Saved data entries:
════════
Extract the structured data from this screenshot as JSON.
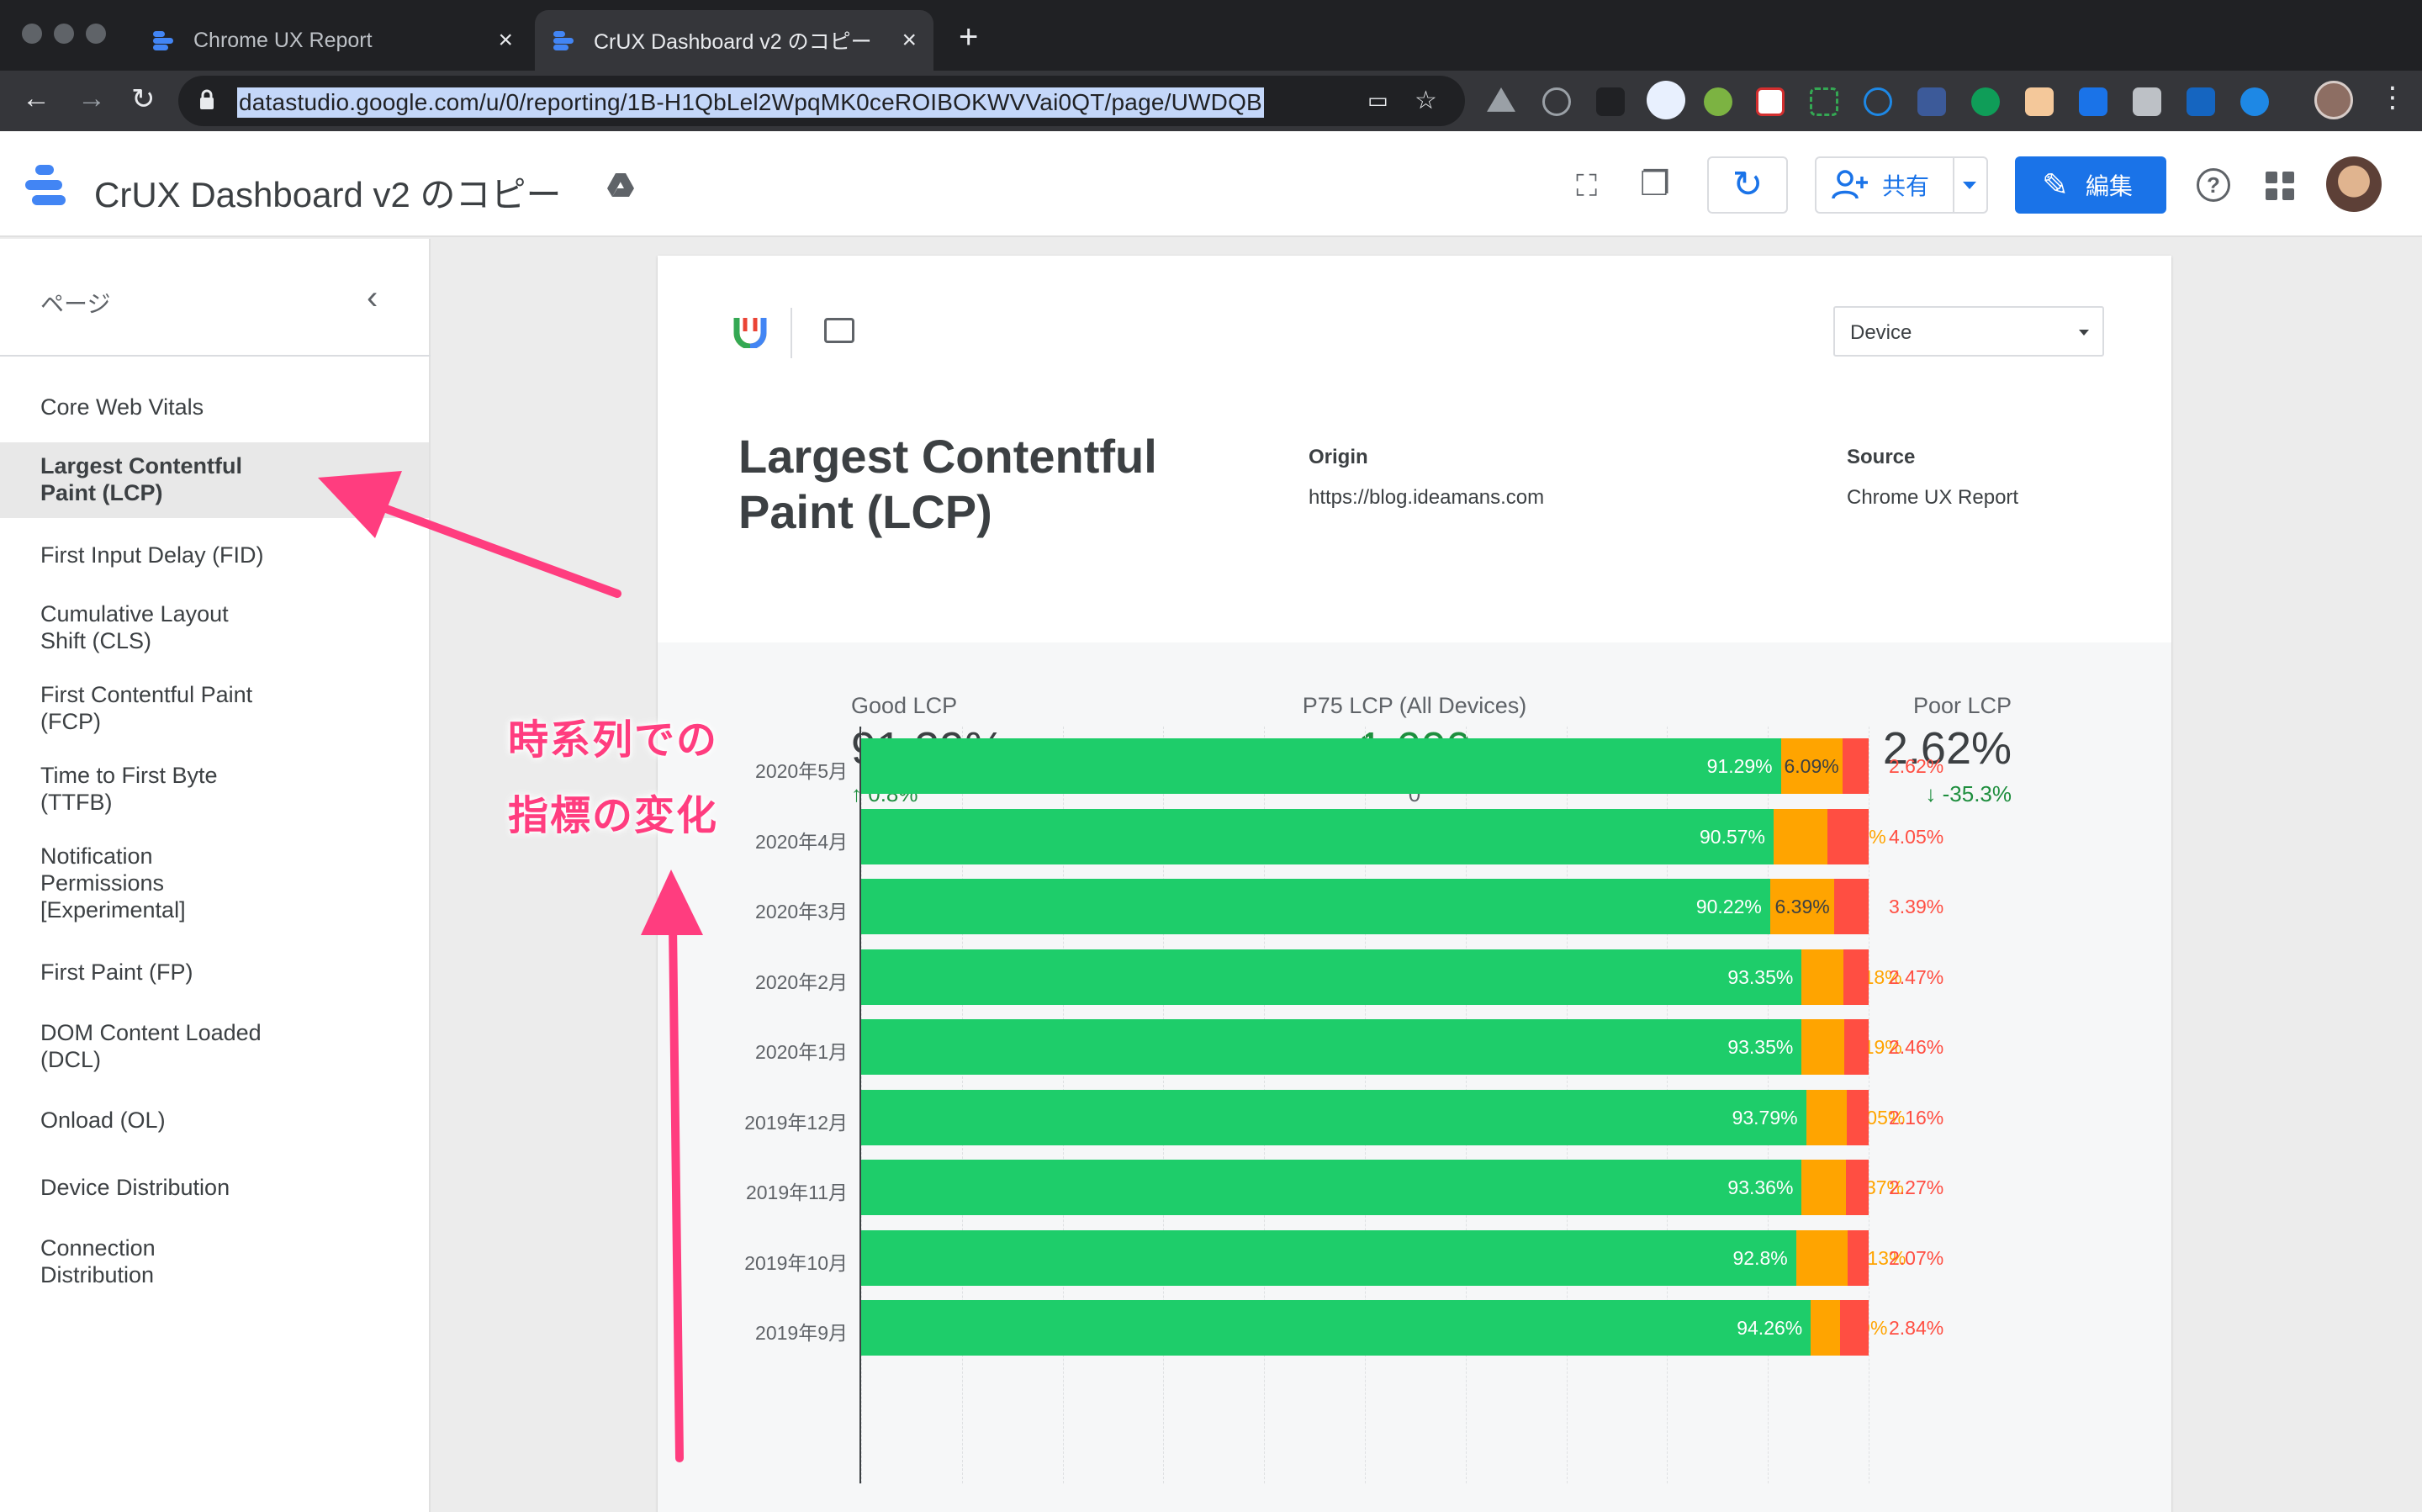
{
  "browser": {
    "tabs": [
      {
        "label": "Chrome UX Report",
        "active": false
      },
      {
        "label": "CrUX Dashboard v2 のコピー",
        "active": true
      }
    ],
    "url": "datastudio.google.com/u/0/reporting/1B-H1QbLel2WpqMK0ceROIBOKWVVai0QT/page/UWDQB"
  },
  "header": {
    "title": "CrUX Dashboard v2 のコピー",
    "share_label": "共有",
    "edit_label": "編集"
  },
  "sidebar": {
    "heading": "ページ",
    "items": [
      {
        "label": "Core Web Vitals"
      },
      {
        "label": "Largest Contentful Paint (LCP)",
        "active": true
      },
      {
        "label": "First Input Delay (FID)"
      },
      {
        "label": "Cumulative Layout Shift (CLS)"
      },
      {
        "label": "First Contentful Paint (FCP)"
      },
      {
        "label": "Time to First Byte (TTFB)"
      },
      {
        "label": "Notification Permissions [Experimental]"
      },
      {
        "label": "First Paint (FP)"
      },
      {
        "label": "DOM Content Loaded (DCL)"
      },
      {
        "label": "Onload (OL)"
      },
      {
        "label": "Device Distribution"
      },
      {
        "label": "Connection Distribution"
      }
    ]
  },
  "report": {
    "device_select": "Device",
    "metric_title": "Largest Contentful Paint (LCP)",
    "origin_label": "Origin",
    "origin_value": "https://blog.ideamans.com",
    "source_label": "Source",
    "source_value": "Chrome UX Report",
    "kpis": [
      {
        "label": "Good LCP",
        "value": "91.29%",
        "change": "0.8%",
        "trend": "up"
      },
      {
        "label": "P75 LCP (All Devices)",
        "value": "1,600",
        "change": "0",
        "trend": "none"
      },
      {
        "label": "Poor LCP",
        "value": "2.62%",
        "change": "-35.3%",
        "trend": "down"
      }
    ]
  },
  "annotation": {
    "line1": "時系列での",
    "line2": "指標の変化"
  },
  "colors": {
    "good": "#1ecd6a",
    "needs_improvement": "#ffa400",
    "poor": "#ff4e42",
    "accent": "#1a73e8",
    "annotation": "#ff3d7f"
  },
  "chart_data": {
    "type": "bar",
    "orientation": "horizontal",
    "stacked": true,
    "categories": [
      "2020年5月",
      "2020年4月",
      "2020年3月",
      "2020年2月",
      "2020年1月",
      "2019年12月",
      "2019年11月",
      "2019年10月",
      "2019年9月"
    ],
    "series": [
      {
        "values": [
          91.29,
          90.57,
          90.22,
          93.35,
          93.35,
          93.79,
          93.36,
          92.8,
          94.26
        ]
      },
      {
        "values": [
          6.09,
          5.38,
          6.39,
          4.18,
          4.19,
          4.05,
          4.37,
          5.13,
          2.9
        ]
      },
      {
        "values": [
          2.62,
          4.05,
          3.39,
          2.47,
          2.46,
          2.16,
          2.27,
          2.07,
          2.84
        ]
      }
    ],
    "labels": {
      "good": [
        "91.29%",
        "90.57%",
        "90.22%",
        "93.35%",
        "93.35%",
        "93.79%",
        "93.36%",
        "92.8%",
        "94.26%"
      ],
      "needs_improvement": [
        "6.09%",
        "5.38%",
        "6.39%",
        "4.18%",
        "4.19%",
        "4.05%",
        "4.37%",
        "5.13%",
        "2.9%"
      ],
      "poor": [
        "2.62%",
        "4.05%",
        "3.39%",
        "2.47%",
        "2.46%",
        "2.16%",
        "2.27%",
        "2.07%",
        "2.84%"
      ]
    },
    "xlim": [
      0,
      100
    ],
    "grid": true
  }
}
════════
Show the lines of the records that include the string "Dashboard".

* Exercise solution
        "label": "CrUX Dashboard v2 のコピー",
    "title": "CrUX Dashboard v2 のコピー",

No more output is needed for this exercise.